▶ _Job_
Sift the material for lines containing "periféricos", and return them.

▶ _Material for this exercise_
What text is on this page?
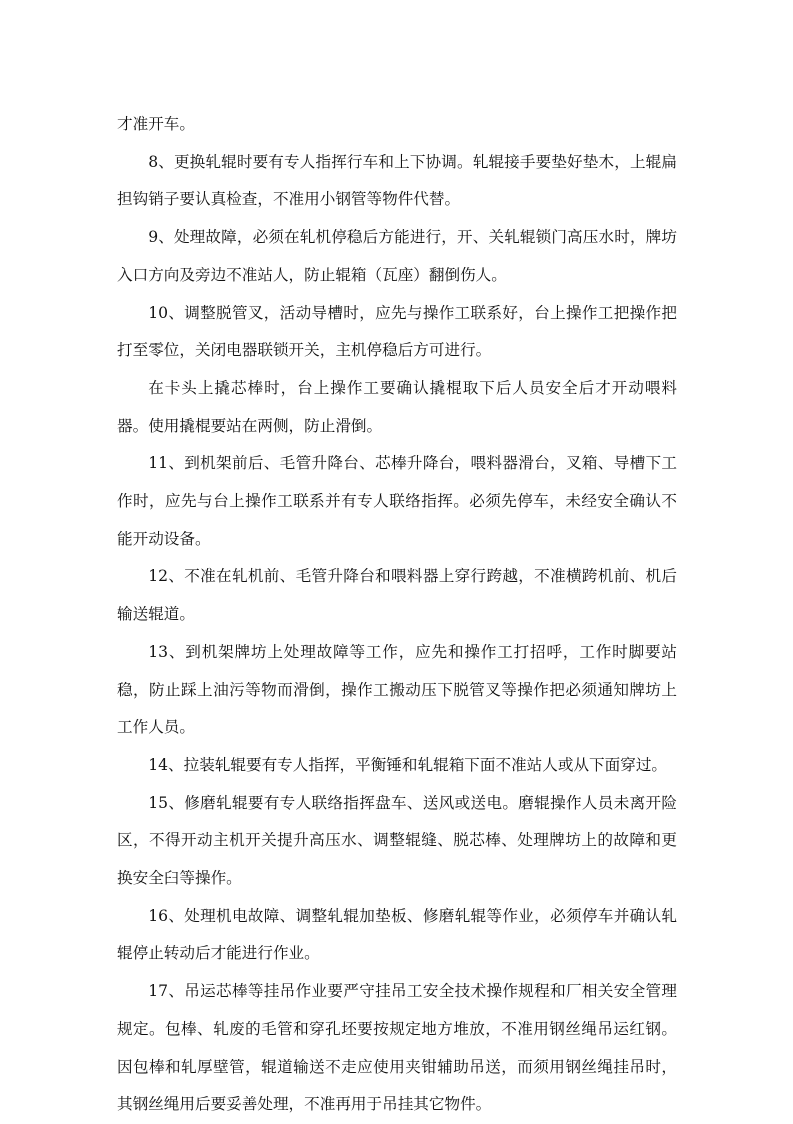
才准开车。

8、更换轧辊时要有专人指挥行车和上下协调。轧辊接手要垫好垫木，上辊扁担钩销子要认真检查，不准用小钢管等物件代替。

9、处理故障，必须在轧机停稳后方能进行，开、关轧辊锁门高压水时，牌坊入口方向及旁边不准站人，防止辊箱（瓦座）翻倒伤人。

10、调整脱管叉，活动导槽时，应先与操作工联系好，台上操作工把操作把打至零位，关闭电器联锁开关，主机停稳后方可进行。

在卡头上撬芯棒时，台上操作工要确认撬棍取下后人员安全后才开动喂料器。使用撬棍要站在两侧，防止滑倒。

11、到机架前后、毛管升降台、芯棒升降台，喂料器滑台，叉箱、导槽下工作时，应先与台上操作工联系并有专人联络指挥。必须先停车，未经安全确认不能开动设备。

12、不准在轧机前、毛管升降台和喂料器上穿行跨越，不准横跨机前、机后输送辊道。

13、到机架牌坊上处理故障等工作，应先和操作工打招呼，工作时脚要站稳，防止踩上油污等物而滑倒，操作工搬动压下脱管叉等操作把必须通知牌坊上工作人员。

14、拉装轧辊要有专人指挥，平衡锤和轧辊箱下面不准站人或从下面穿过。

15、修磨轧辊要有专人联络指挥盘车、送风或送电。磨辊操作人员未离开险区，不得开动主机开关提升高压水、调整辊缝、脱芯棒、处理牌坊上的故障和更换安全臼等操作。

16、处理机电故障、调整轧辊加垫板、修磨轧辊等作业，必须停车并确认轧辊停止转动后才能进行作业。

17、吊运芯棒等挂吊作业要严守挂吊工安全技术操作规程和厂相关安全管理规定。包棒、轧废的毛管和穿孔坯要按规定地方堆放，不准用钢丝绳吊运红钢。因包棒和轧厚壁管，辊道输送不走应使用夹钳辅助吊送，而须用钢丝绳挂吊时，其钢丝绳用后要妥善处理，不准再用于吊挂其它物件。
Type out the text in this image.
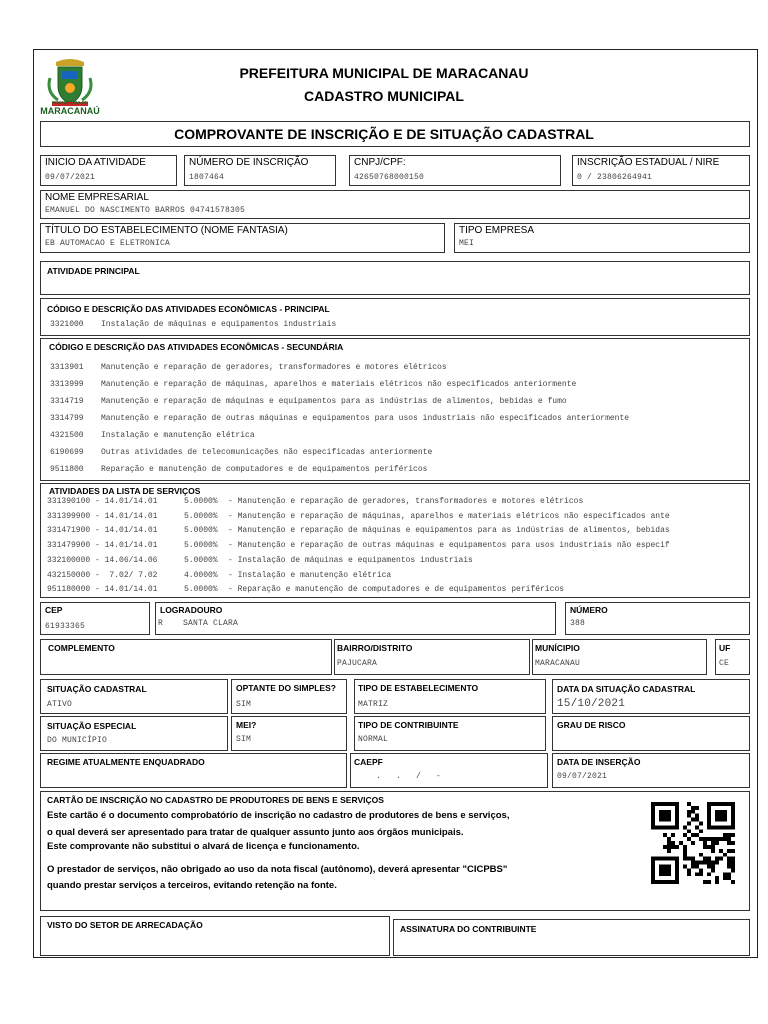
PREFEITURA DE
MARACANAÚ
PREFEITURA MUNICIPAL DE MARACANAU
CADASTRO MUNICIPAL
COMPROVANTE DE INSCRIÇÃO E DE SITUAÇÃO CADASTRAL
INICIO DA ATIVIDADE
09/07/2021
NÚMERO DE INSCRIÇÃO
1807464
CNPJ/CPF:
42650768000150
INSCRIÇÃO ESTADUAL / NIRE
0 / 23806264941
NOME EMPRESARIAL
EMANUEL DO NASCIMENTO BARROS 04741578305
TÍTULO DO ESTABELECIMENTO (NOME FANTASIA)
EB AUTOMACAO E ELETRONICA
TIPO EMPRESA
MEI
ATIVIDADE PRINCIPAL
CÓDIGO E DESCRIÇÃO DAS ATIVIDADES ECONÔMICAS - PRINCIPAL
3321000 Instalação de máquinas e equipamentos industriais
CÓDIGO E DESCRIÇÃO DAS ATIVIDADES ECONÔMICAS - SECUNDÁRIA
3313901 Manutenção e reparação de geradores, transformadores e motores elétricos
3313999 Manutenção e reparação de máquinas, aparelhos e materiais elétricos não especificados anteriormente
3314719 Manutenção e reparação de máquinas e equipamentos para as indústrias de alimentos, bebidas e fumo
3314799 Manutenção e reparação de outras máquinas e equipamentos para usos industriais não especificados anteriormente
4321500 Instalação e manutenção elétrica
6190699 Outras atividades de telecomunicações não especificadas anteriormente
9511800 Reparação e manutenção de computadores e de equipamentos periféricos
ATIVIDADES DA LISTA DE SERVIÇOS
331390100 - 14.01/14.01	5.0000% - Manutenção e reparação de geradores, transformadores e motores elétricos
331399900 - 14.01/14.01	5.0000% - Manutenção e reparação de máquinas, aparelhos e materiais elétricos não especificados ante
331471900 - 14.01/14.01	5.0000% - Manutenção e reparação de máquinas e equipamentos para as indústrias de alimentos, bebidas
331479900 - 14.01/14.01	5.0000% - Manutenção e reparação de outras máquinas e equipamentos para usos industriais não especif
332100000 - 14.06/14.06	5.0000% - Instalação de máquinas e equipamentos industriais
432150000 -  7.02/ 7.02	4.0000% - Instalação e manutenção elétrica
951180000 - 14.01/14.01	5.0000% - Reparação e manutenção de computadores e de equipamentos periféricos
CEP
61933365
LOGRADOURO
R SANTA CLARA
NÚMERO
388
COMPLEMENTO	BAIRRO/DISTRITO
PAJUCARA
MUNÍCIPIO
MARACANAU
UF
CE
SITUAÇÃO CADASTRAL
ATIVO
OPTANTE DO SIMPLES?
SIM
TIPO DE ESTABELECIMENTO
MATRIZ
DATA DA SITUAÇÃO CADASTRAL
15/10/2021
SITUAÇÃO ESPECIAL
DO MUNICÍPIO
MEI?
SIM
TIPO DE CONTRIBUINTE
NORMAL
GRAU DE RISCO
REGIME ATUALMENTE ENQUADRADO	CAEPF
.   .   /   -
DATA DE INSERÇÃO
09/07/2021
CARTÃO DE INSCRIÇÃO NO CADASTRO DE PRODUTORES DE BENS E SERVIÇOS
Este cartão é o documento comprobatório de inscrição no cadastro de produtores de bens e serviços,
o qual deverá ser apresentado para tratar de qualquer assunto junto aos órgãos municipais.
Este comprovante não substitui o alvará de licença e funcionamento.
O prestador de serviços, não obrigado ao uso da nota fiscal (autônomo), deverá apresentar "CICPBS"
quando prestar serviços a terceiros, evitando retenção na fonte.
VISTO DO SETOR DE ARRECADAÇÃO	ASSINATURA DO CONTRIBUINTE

---

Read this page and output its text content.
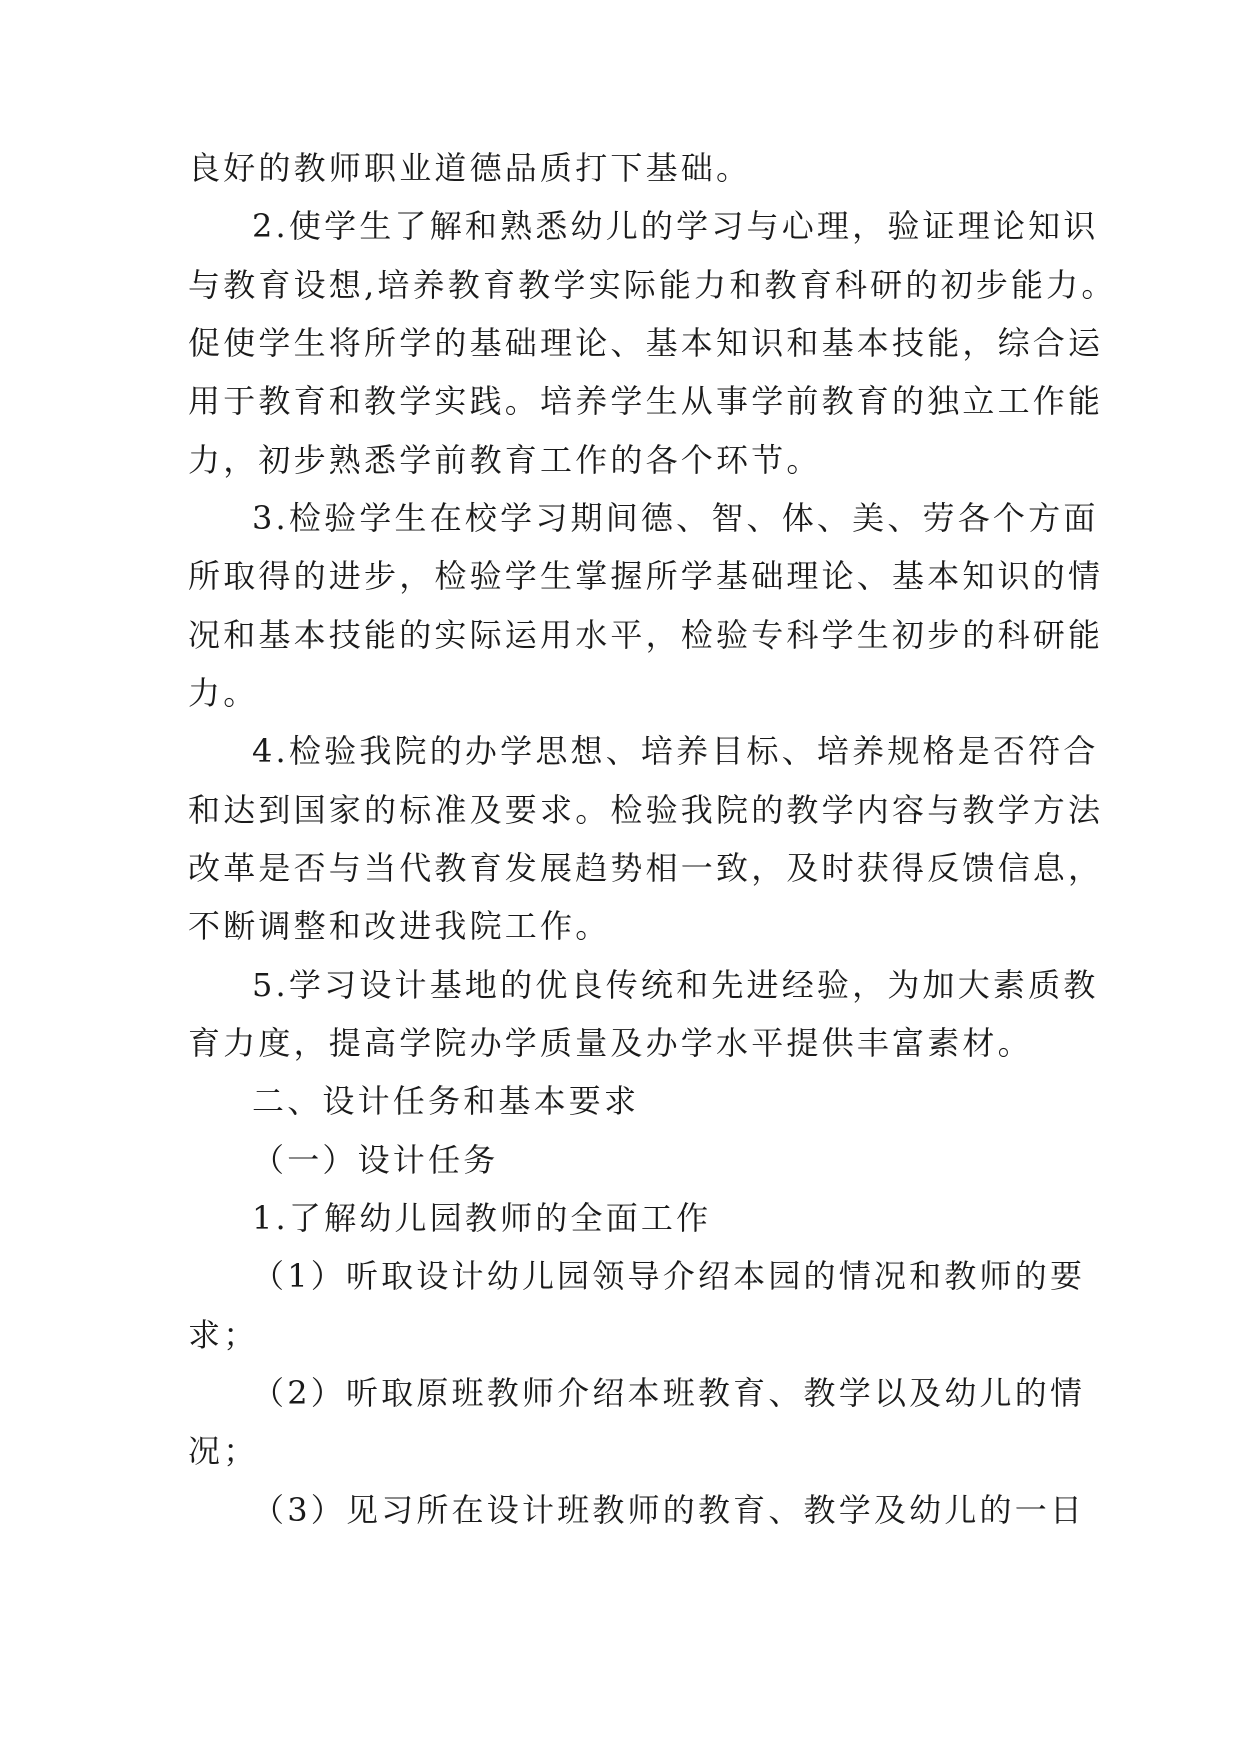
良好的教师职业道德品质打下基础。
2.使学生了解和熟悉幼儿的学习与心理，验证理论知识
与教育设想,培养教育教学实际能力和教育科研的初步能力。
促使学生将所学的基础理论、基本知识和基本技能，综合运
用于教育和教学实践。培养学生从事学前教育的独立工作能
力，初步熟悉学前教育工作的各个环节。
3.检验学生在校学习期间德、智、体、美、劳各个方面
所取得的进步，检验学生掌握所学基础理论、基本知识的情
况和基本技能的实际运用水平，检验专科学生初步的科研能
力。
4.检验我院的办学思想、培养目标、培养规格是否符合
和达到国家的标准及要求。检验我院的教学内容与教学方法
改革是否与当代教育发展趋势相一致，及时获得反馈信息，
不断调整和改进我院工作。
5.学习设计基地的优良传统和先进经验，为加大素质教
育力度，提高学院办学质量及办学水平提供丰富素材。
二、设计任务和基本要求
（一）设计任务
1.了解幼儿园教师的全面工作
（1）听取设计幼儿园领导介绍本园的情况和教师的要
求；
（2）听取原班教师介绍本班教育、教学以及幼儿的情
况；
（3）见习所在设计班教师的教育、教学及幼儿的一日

---

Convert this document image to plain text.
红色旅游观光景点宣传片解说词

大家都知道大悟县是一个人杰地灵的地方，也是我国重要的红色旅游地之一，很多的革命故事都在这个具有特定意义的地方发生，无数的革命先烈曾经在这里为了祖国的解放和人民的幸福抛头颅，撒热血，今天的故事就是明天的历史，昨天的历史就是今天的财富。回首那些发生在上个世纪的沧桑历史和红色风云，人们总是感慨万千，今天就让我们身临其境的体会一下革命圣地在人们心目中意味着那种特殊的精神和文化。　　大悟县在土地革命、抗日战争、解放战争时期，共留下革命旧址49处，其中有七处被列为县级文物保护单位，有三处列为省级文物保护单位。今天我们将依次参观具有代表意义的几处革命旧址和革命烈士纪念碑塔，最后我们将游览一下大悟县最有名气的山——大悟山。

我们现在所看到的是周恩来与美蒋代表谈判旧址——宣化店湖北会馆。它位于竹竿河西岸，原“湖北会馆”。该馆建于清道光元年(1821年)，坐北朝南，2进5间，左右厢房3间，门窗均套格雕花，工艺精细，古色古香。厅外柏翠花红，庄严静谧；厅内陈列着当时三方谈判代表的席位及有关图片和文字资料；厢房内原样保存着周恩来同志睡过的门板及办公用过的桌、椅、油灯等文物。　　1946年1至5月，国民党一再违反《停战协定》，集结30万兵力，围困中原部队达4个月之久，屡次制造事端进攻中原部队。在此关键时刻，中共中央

▶ _Result below_
9511800 Reparação e manutenção de computadores e de equipamentos periféricos
951180000 - 14.01/14.01	5.0000% - Reparação e manutenção de computadores e de equipamentos periféricos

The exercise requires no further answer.